==== RECORDS FOR THIS EXERCISE
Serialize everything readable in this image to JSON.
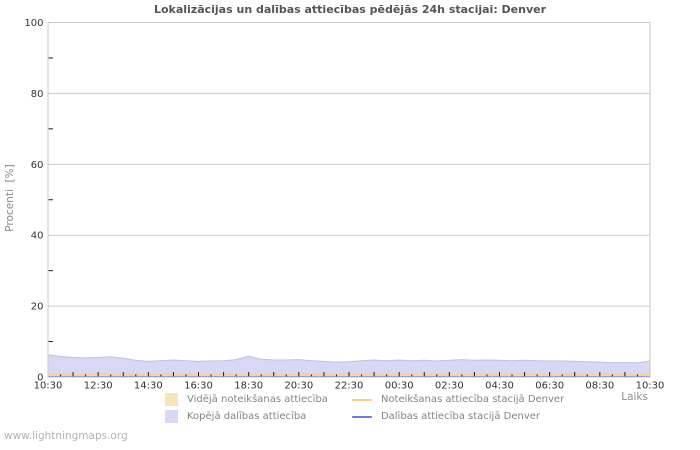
{
  "title": "Lokalizācijas un dalības attiecības pēdējās 24h stacijai: Denver",
  "watermark": "www.lightningmaps.org",
  "axes": {
    "y_label": "Procenti  [%]",
    "x_label": "Laiks"
  },
  "legend": {
    "items": [
      {
        "label": "Vidējā noteikšanas attiecība",
        "marker": "square",
        "color": "#fbe3b5"
      },
      {
        "label": "Kopējā dalības attiecība",
        "marker": "square",
        "color": "#d8d8f6"
      },
      {
        "label": "Noteikšanas attiecība stacijā Denver",
        "marker": "line",
        "color": "#fbce83"
      },
      {
        "label": "Dalības attiecība stacijā Denver",
        "marker": "line",
        "color": "#7575e0"
      }
    ]
  },
  "chart_data": {
    "type": "area",
    "title": "Lokalizācijas un dalības attiecības pēdējās 24h stacijai: Denver",
    "xlabel": "Laiks",
    "ylabel": "Procenti [%]",
    "ylim": [
      0,
      100
    ],
    "y_major_ticks": [
      0,
      20,
      40,
      60,
      80,
      100
    ],
    "y_minor_ticks": [
      10,
      30,
      50,
      70,
      90
    ],
    "grid": "horizontal",
    "legend_position": "bottom",
    "x_step_minutes": 30,
    "x_tick_labels": [
      "10:30",
      "12:30",
      "14:30",
      "16:30",
      "18:30",
      "20:30",
      "22:30",
      "00:30",
      "02:30",
      "04:30",
      "06:30",
      "08:30",
      "10:30"
    ],
    "series": [
      {
        "name": "Vidējā noteikšanas attiecība",
        "type": "area",
        "color": "#fae3b8",
        "stroke": "#eed3a4",
        "values": [
          0.5,
          0.5,
          0.4,
          0.5,
          0.6,
          0.5,
          0.5,
          0.4,
          0.5,
          0.6,
          0.5,
          0.4,
          0.5,
          0.5,
          0.6,
          0.5,
          0.5,
          0.4,
          0.5,
          0.6,
          0.5,
          0.5,
          0.4,
          0.5,
          0.5,
          0.6,
          0.5,
          0.4,
          0.5,
          0.6,
          0.5,
          0.5,
          0.4,
          0.5,
          0.6,
          0.5,
          0.4,
          0.5,
          0.5,
          0.6,
          0.5,
          0.5,
          0.4,
          0.5,
          0.6,
          0.5,
          0.5,
          0.4,
          0.5
        ]
      },
      {
        "name": "Kopējā dalības attiecība",
        "type": "area",
        "color": "#d8d8f6",
        "stroke": "#bfbfec",
        "values": [
          6.3,
          5.8,
          5.5,
          5.4,
          5.5,
          5.7,
          5.3,
          4.7,
          4.4,
          4.6,
          4.8,
          4.6,
          4.4,
          4.5,
          4.6,
          4.9,
          5.9,
          5.0,
          4.8,
          4.8,
          4.9,
          4.6,
          4.4,
          4.2,
          4.3,
          4.6,
          4.8,
          4.6,
          4.8,
          4.6,
          4.7,
          4.5,
          4.7,
          4.9,
          4.7,
          4.8,
          4.7,
          4.6,
          4.7,
          4.6,
          4.5,
          4.5,
          4.4,
          4.3,
          4.2,
          4.0,
          4.1,
          4.0,
          4.5
        ]
      },
      {
        "name": "Noteikšanas attiecība stacijā Denver",
        "type": "line",
        "color": "#fbce83",
        "values": [
          0.7,
          0.8,
          0.6,
          0.7,
          0.8,
          0.7,
          0.6,
          0.8,
          0.7,
          0.6,
          0.7,
          0.8,
          0.6,
          0.7,
          0.8,
          0.7,
          0.6,
          0.7,
          0.8,
          0.6,
          0.7,
          0.8,
          0.7,
          0.6,
          0.8,
          0.7,
          0.6,
          0.7,
          0.8,
          0.7,
          0.6,
          0.8,
          0.7,
          0.6,
          0.7,
          0.8,
          0.7,
          0.6,
          0.8,
          0.7,
          0.6,
          0.7,
          0.8,
          0.6,
          0.7,
          0.8,
          0.7,
          0.6,
          0.7
        ]
      },
      {
        "name": "Dalības attiecība stacijā Denver",
        "type": "line",
        "color": "#7575e0",
        "values": [
          0.1,
          0.1,
          0.1,
          0.1,
          0.1,
          0.1,
          0.1,
          0.1,
          0.1,
          0.1,
          0.1,
          0.1,
          0.1,
          0.1,
          0.1,
          0.1,
          0.1,
          0.1,
          0.1,
          0.1,
          0.1,
          0.1,
          0.1,
          0.1,
          0.1,
          0.1,
          0.1,
          0.1,
          0.1,
          0.1,
          0.1,
          0.1,
          0.1,
          0.1,
          0.1,
          0.1,
          0.1,
          0.1,
          0.1,
          0.1,
          0.1,
          0.1,
          0.1,
          0.1,
          0.1,
          0.1,
          0.1,
          0.1,
          0.1
        ]
      }
    ]
  }
}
========
◆ TASK DETAILS: Find the lines above holding the word "Denver" and show them.

◆ REPLY TO THE EXERCISE:
  "title": "Lokalizācijas un dalības attiecības pēdējās 24h stacijai: Denver",
        "label": "Noteikšanas attiecība stacijā Denver",
        "label": "Dalības attiecība stacijā Denver",
    "title": "Lokalizācijas un dalības attiecības pēdējās 24h stacijai: Denver",
        "name": "Noteikšanas attiecība stacijā Denver",
        "name": "Dalības attiecība stacijā Denver",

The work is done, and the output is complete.